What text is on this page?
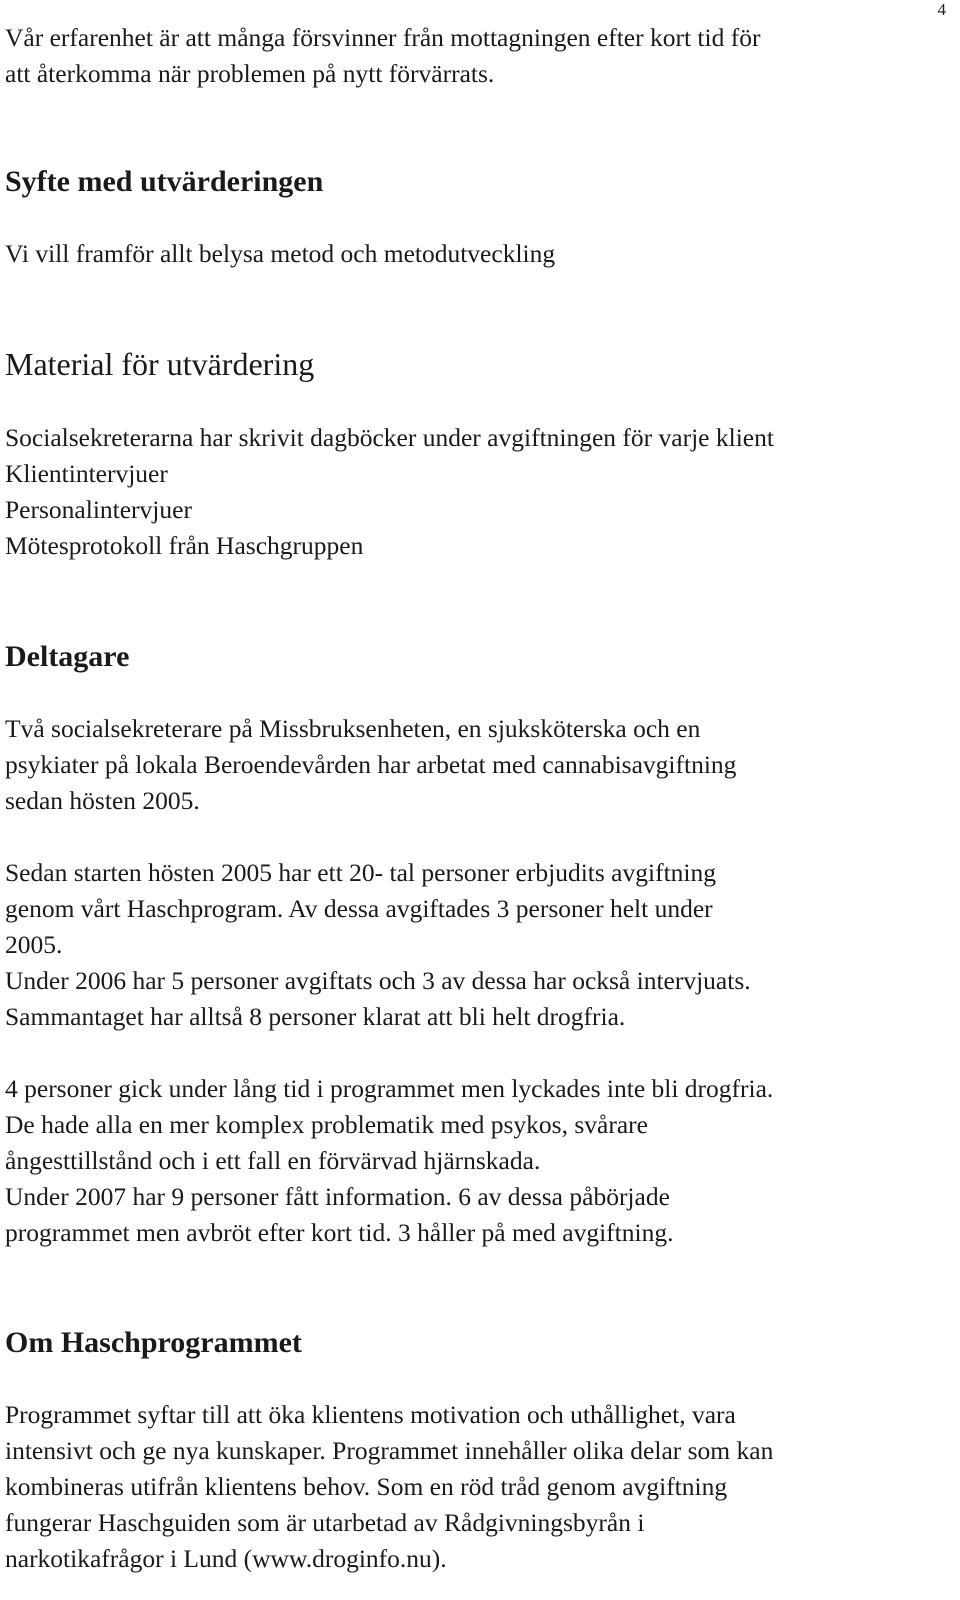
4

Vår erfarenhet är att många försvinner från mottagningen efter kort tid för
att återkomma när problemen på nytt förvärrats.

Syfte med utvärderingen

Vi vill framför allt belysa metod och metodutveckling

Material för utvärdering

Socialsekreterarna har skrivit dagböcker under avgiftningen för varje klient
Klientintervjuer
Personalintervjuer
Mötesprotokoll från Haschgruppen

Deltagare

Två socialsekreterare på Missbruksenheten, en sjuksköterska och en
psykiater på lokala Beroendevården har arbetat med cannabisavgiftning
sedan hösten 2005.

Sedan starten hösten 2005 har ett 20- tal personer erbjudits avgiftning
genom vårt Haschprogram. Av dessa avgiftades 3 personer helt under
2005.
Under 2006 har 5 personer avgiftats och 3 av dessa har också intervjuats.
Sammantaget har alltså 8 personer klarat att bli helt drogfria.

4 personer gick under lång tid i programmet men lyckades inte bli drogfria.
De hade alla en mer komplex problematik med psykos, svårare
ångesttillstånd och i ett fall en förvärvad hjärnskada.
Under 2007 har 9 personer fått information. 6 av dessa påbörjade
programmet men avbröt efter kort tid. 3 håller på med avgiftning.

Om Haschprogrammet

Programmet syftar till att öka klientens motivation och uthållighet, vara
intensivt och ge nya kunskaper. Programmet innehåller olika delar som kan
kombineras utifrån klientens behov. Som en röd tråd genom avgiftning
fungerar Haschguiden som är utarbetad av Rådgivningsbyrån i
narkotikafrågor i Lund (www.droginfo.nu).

◆ ◆ ◆ ◆

● EXERCISE REQUIREMENTS:
Return the listing above in an exact copy that leaves out the images.

● WRITTEN ANSWER:
What text is on this page?
4

Vår erfarenhet är att många försvinner från mottagningen efter kort tid för
att återkomma när problemen på nytt förvärrats.

Syfte med utvärderingen

Vi vill framför allt belysa metod och metodutveckling

Material för utvärdering

Socialsekreterarna har skrivit dagböcker under avgiftningen för varje klient
Klientintervjuer
Personalintervjuer
Mötesprotokoll från Haschgruppen

Deltagare

Två socialsekreterare på Missbruksenheten, en sjuksköterska och en
psykiater på lokala Beroendevården har arbetat med cannabisavgiftning
sedan hösten 2005.

Sedan starten hösten 2005 har ett 20- tal personer erbjudits avgiftning
genom vårt Haschprogram. Av dessa avgiftades 3 personer helt under
2005.
Under 2006 har 5 personer avgiftats och 3 av dessa har också intervjuats.
Sammantaget har alltså 8 personer klarat att bli helt drogfria.

4 personer gick under lång tid i programmet men lyckades inte bli drogfria.
De hade alla en mer komplex problematik med psykos, svårare
ångesttillstånd och i ett fall en förvärvad hjärnskada.
Under 2007 har 9 personer fått information. 6 av dessa påbörjade
programmet men avbröt efter kort tid. 3 håller på med avgiftning.

Om Haschprogrammet

Programmet syftar till att öka klientens motivation och uthållighet, vara
intensivt och ge nya kunskaper. Programmet innehåller olika delar som kan
kombineras utifrån klientens behov. Som en röd tråd genom avgiftning
fungerar Haschguiden som är utarbetad av Rådgivningsbyrån i
narkotikafrågor i Lund (www.droginfo.nu).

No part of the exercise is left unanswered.